Requirement
Copy out each line of the material below that holds the string "шығыстар".

-------------------------

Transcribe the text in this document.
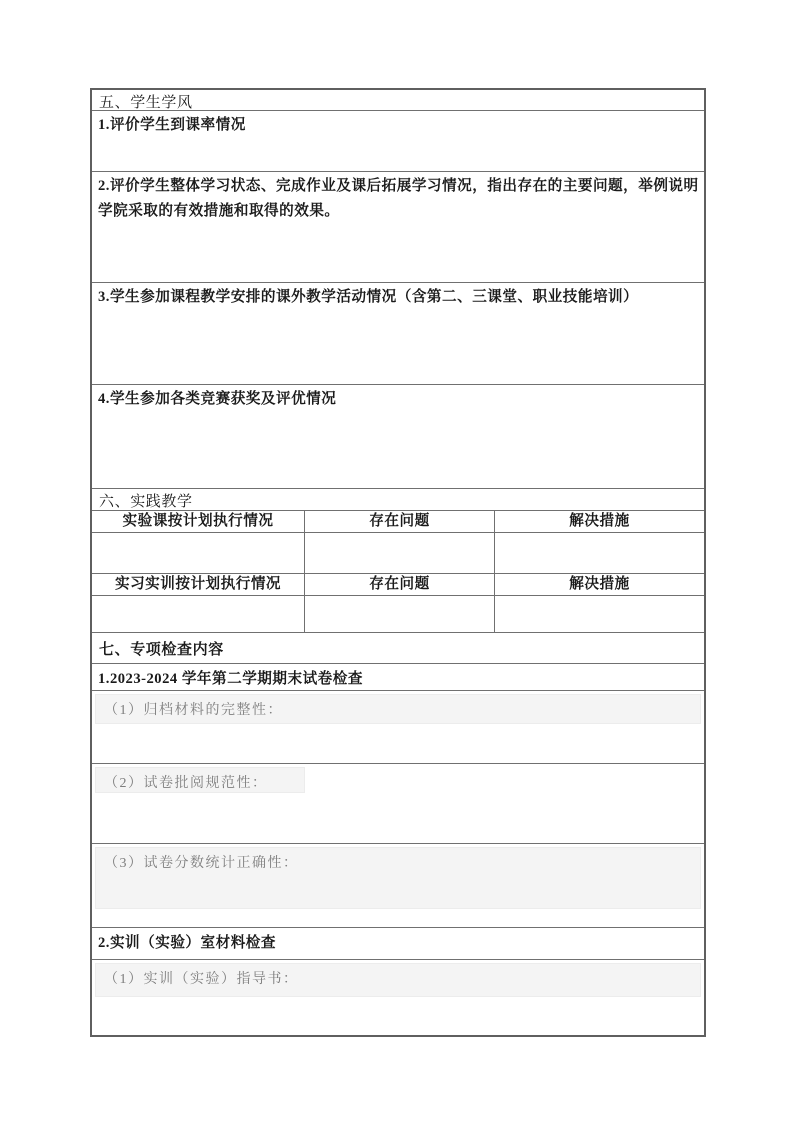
五、学生学风
1.评价学生到课率情况
2.评价学生整体学习状态、完成作业及课后拓展学习情况，指出存在的主要问题，举例说明学院采取的有效措施和取得的效果。
3.学生参加课程教学安排的课外教学活动情况（含第二、三课堂、职业技能培训）
4.学生参加各类竞赛获奖及评优情况
六、实践教学
实验课按计划执行情况	存在问题	解决措施
实习实训按计划执行情况	存在问题	解决措施
七、专项检查内容
1.2023-2024 学年第二学期期末试卷检查
（1）归档材料的完整性：
（2）试卷批阅规范性：
（3）试卷分数统计正确性：
2.实训（实验）室材料检查
（1）实训（实验）指导书：
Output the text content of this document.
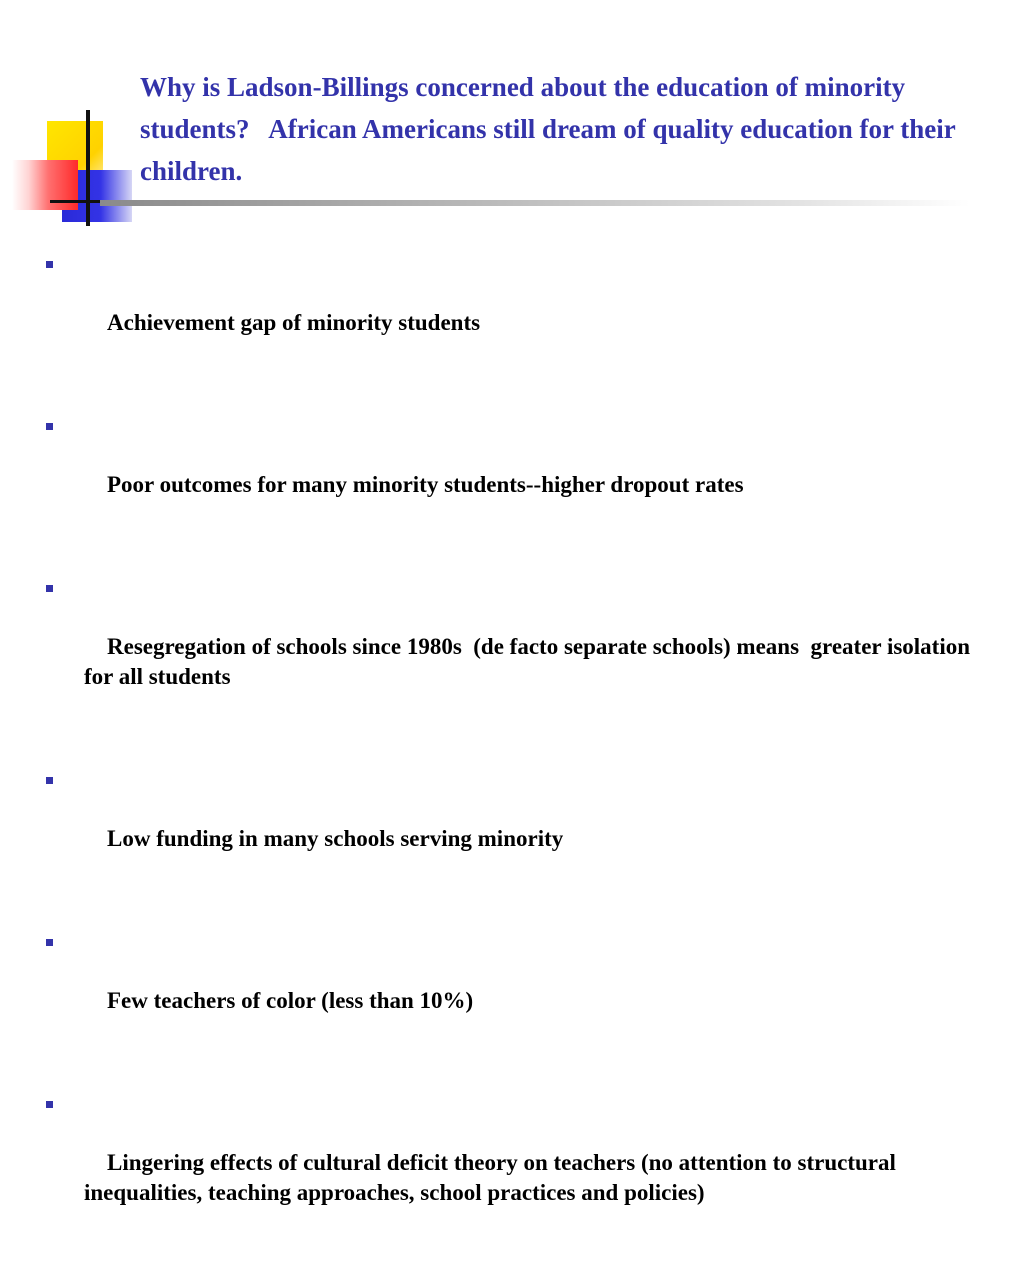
Why is Ladson-Billings concerned about the education of minority students?   African Americans still dream of quality education for their children.

Achievement gap of minority students

Poor outcomes for many minority students--higher dropout rates

Resegregation of schools since 1980s  (de facto separate schools) means  greater isolation for all students

Low funding in many schools serving minority

Few teachers of color (less than 10%)

Lingering effects of cultural deficit theory on teachers (no attention to structural inequalities, teaching approaches, school practices and policies)
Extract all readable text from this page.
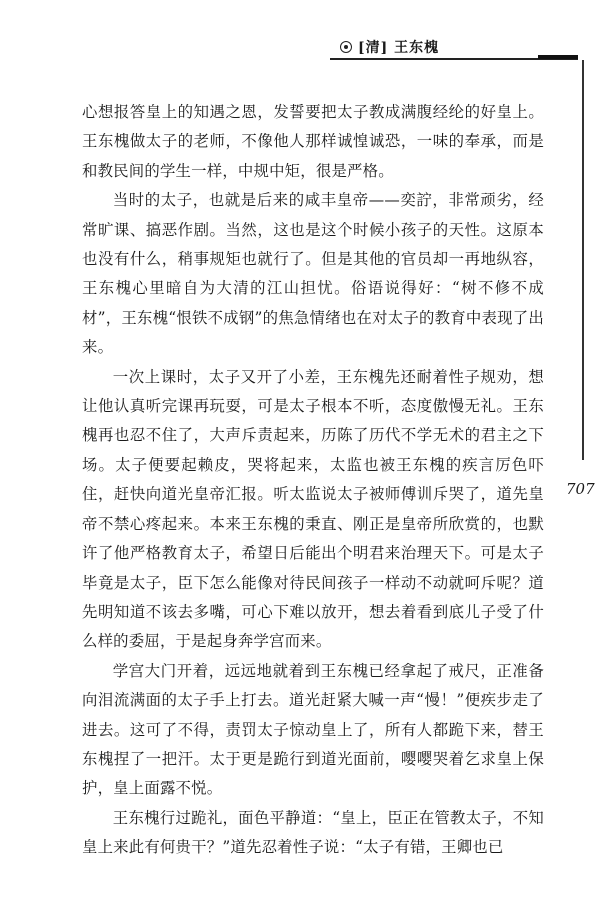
[清] 王东槐
707

心想报答皇上的知遇之恩，发誓要把太子教成满腹经纶的好皇上。王东槐做太子的老师，不像他人那样诚惶诚恐，一味的奉承，而是和教民间的学生一样，中规中矩，很是严格。

当时的太子，也就是后来的咸丰皇帝——奕詝，非常顽劣，经常旷课、搞恶作剧。当然，这也是这个时候小孩子的天性。这原本也没有什么，稍事规矩也就行了。但是其他的官员却一再地纵容，王东槐心里暗自为大清的江山担忧。俗语说得好：“树不修不成材”，王东槐“恨铁不成钢”的焦急情绪也在对太子的教育中表现了出来。

一次上课时，太子又开了小差，王东槐先还耐着性子规劝，想让他认真听完课再玩耍，可是太子根本不听，态度傲慢无礼。王东槐再也忍不住了，大声斥责起来，历陈了历代不学无术的君主之下场。太子便要起赖皮，哭将起来，太监也被王东槐的疾言厉色吓住，赶快向道光皇帝汇报。听太监说太子被师傅训斥哭了，道先皇帝不禁心疼起来。本来王东槐的秉直、刚正是皇帝所欣赏的，也默许了他严格教育太子，希望日后能出个明君来治理天下。可是太子毕竟是太子，臣下怎么能像对待民间孩子一样动不动就呵斥呢？道先明知道不该去多嘴，可心下难以放开，想去着看到底儿子受了什么样的委屈，于是起身奔学宫而来。

学宫大门开着，远远地就着到王东槐已经拿起了戒尺，正准备向泪流满面的太子手上打去。道光赶紧大喊一声“慢！”便疾步走了进去。这可了不得，责罚太子惊动皇上了，所有人都跪下来，替王东槐捏了一把汗。太于更是跪行到道光面前，嘤嘤哭着乞求皇上保护，皇上面露不悦。

王东槐行过跪礼，面色平静道：“皇上，臣正在管教太子，不知皇上来此有何贵干？”道先忍着性子说：“太子有错，王卿也已
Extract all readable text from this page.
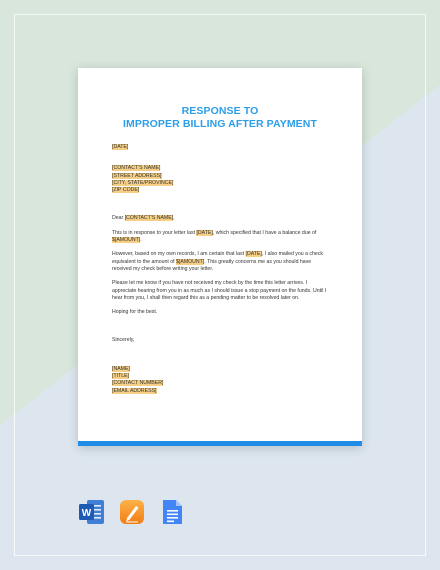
RESPONSE TO
IMPROPER BILLING AFTER PAYMENT

[DATE]

[CONTACT'S NAME]

[STREET ADDRESS]

[CITY, STATE/PROVINCE]

[ZIP CODE]

Dear [CONTACT'S NAME],

This is in response to your letter last [DATE], which specified that I have a balance due of $[AMOUNT].

However, based on my own records, I am certain that last [DATE], I also mailed you a check equivalent to the amount of $[AMOUNT]. This greatly concerns me as you should have received my check before writing your letter.

Please let me know if you have not received my check by the time this letter arrives. I appreciate hearing from you in as much as I should issue a stop payment on the funds. Until I hear from you, I shall then regard this as a pending matter to be resolved later on.

Hoping for the best.

Sincerely,

[NAME]

[TITLE]

[CONTACT NUMBER]

[EMAIL ADDRESS]

W
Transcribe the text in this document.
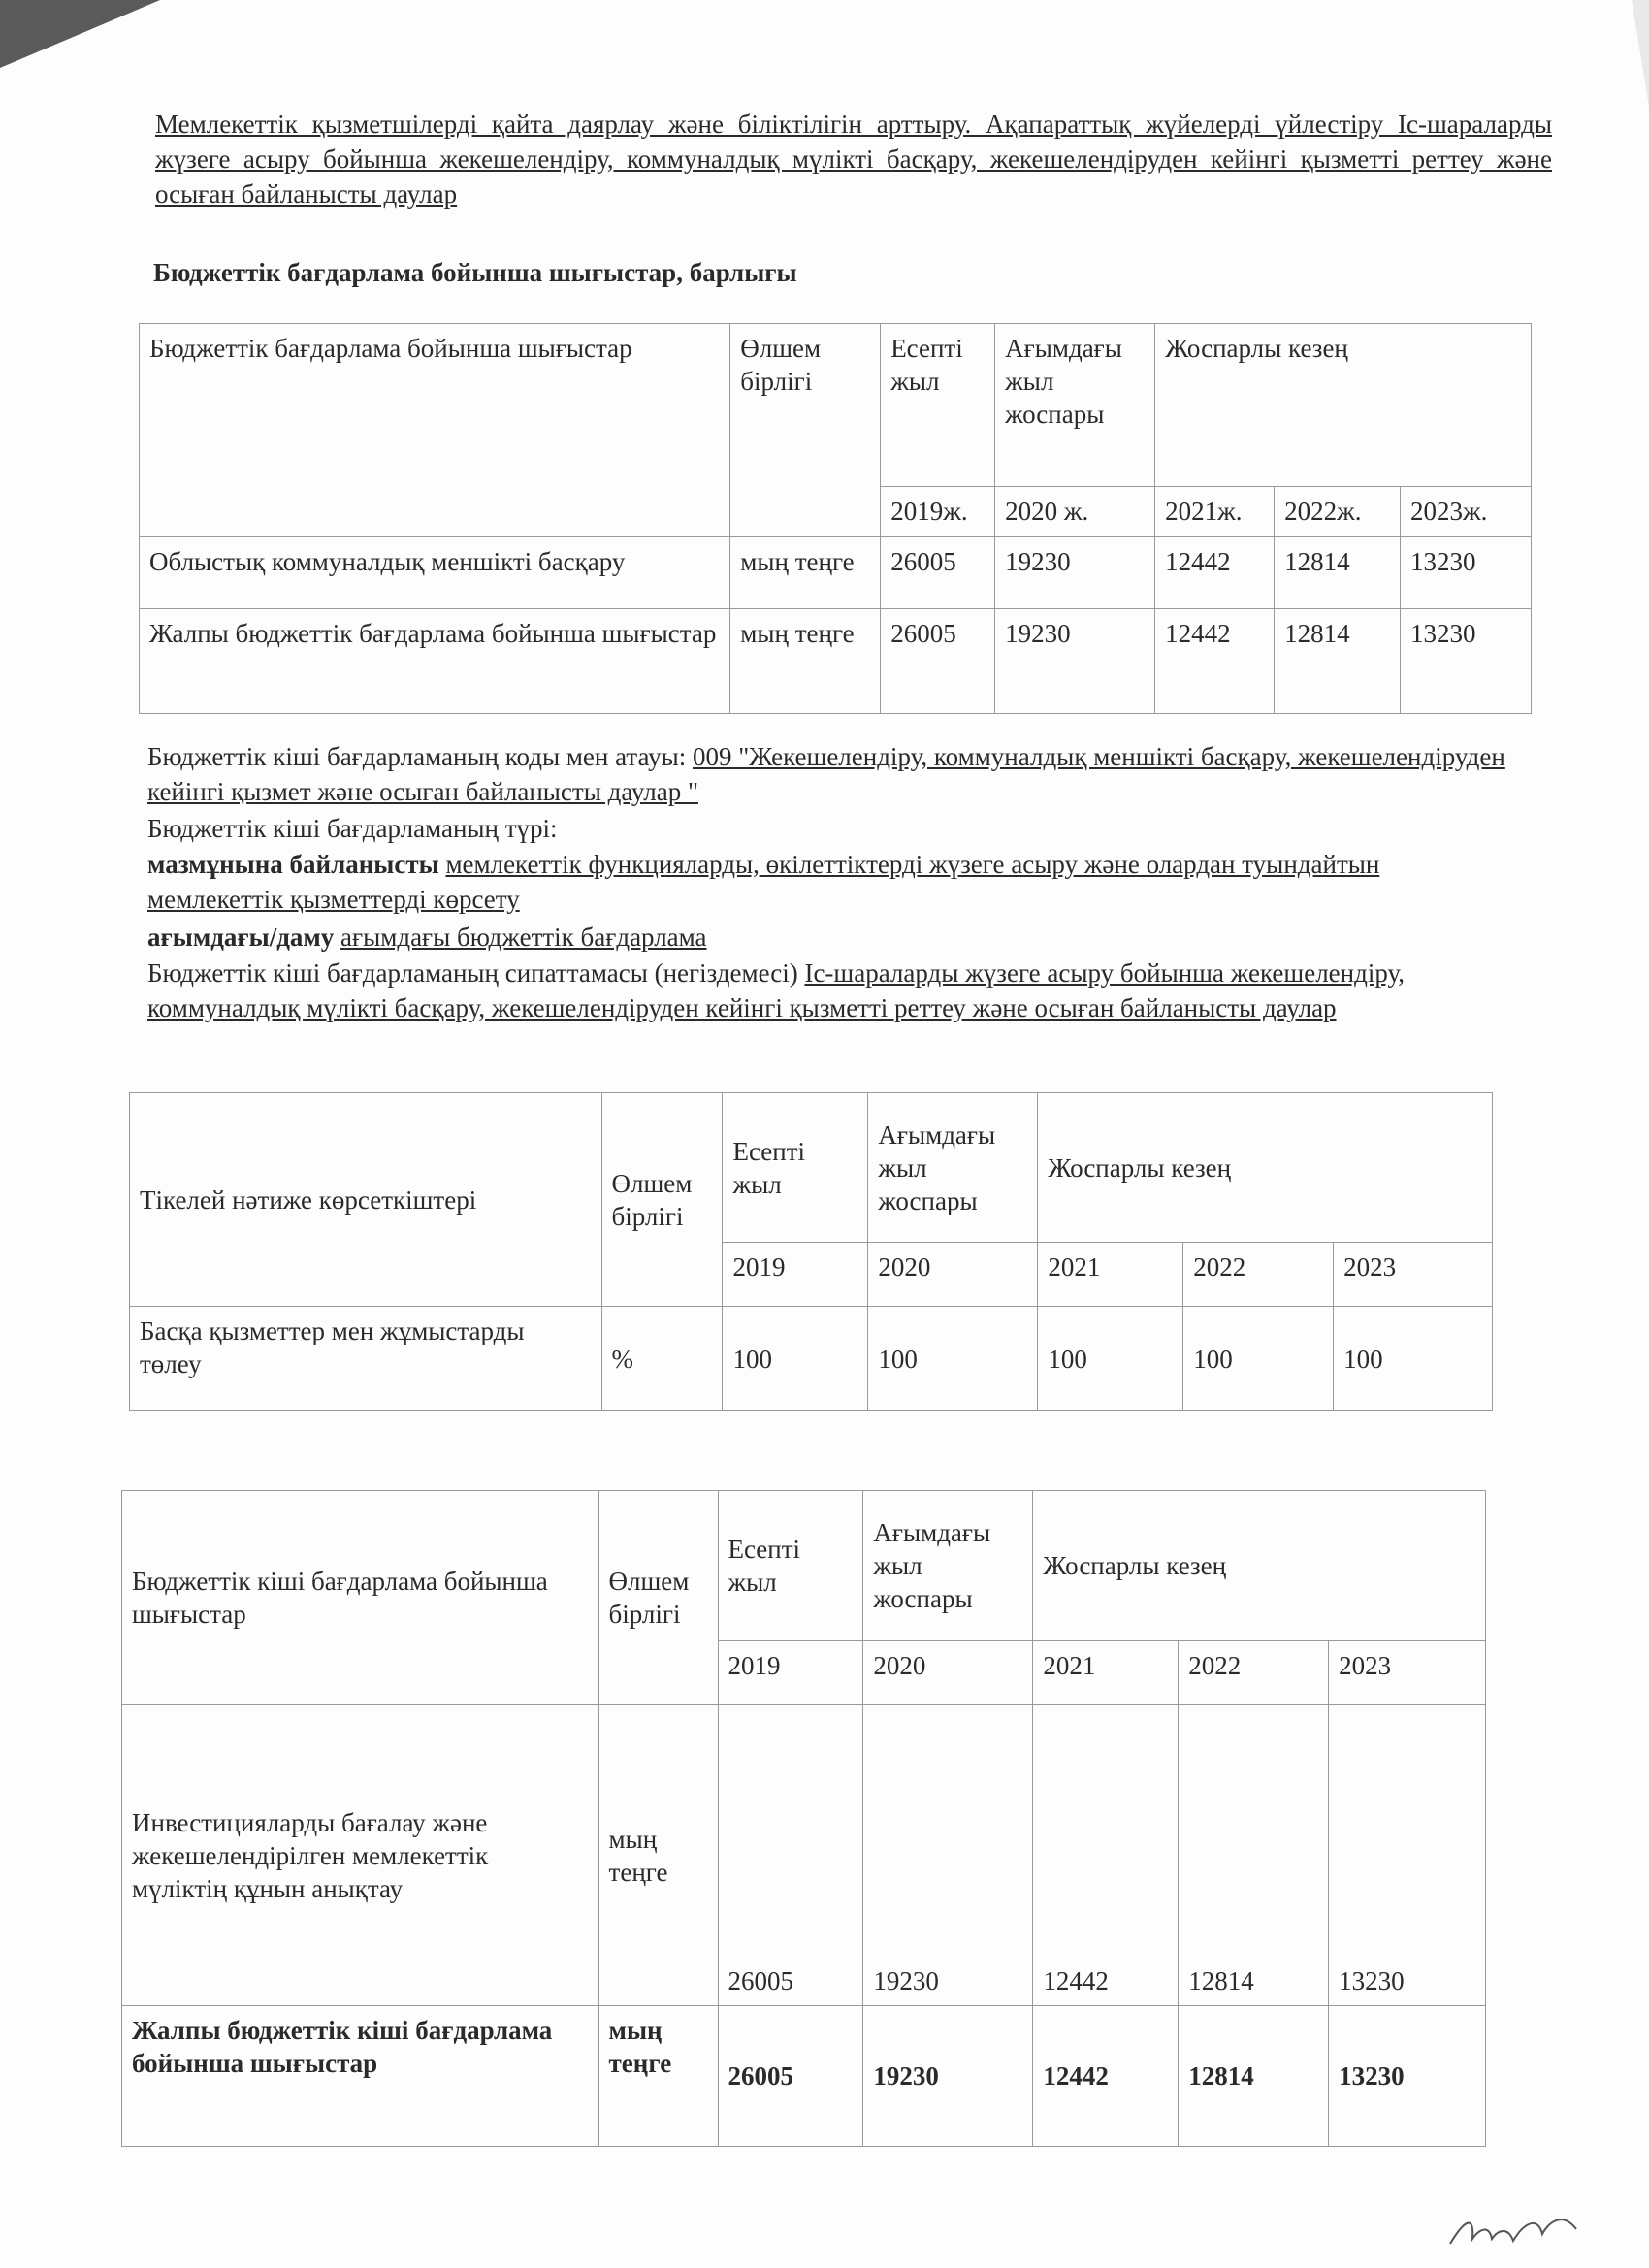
Мемлекеттік қызметшілерді қайта даярлау және біліктілігін арттыру. Ақапараттық жүйелерді үйлестіру Іс-шараларды жүзеге асыру бойынша жекешелендіру, коммуналдық мүлікті басқару, жекешелендіруден кейінгі қызметті реттеу және осыған байланысты даулар
Бюджеттік бағдарлама бойынша шығыстар, барлығы
Бюджеттік бағдарлама бойынша шығыстар	Өлшем бірлігі	Есепті жыл	Ағымдағы жыл жоспары	Жоспарлы кезең		
		2019ж.	2020 ж.	2021ж.	2022ж.	2023ж.
Облыстық коммуналдық меншікті басқару	мың теңге	26005	19230	12442	12814	13230
Жалпы бюджеттік бағдарлама бойынша шығыстар	мың теңге	26005	19230	12442	12814	13230
Бюджеттік кіші бағдарламаның коды мен атауы: 009 "Жекешелендіру, коммуналдық меншікті басқару, жекешелендіруден кейінгі қызмет және осыған байланысты даулар "
Бюджеттік кіші бағдарламаның түрі:
мазмұнына байланысты мемлекеттік функцияларды, өкілеттіктерді жүзеге асыру және олардан туындайтын мемлекеттік қызметтерді көрсету
ағымдағы/даму ағымдағы бюджеттік бағдарлама
Бюджеттік кіші бағдарламаның сипаттамасы (негіздемесі) Іс-шараларды жүзеге асыру бойынша жекешелендіру, коммуналдық мүлікті басқару, жекешелендіруден кейінгі қызметті реттеу және осыған байланысты даулар
Тікелей нәтиже көрсеткіштері	Өлшем бірлігі	Есепті жыл	Ағымдағы жыл жоспары	Жоспарлы кезең		
		2019	2020	2021	2022	2023
Басқа қызметтер мен жұмыстарды төлеу	%	100	100	100	100	100
Бюджеттік кіші бағдарлама бойынша шығыстар	Өлшем бірлігі	Есепті жыл	Ағымдағы жыл жоспары	Жоспарлы кезең		
		2019	2020	2021	2022	2023
Инвестицияларды бағалау және жекешелендірілген мемлекеттік мүліктің құнын анықтау	мың теңге	26005	19230	12442	12814	13230
Жалпы бюджеттік кіші бағдарлама бойынша шығыстар	мың теңге	26005	19230	12442	12814	13230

-------------------------

Answer to this exercise
Бюджеттік бағдарлама бойынша шығыстар, барлығы
Бюджеттік бағдарлама бойынша шығыстар	Өлшем бірлігі	Есепті жыл	Ағымдағы жыл жоспары	Жоспарлы кезең		
Жалпы бюджеттік бағдарлама бойынша шығыстар	мың теңге	26005	19230	12442	12814	13230
Бюджеттік кіші бағдарлама бойынша шығыстар	Өлшем бірлігі	Есепті жыл	Ағымдағы жыл жоспары	Жоспарлы кезең		
Жалпы бюджеттік кіші бағдарлама бойынша шығыстар	мың теңге	26005	19230	12442	12814	13230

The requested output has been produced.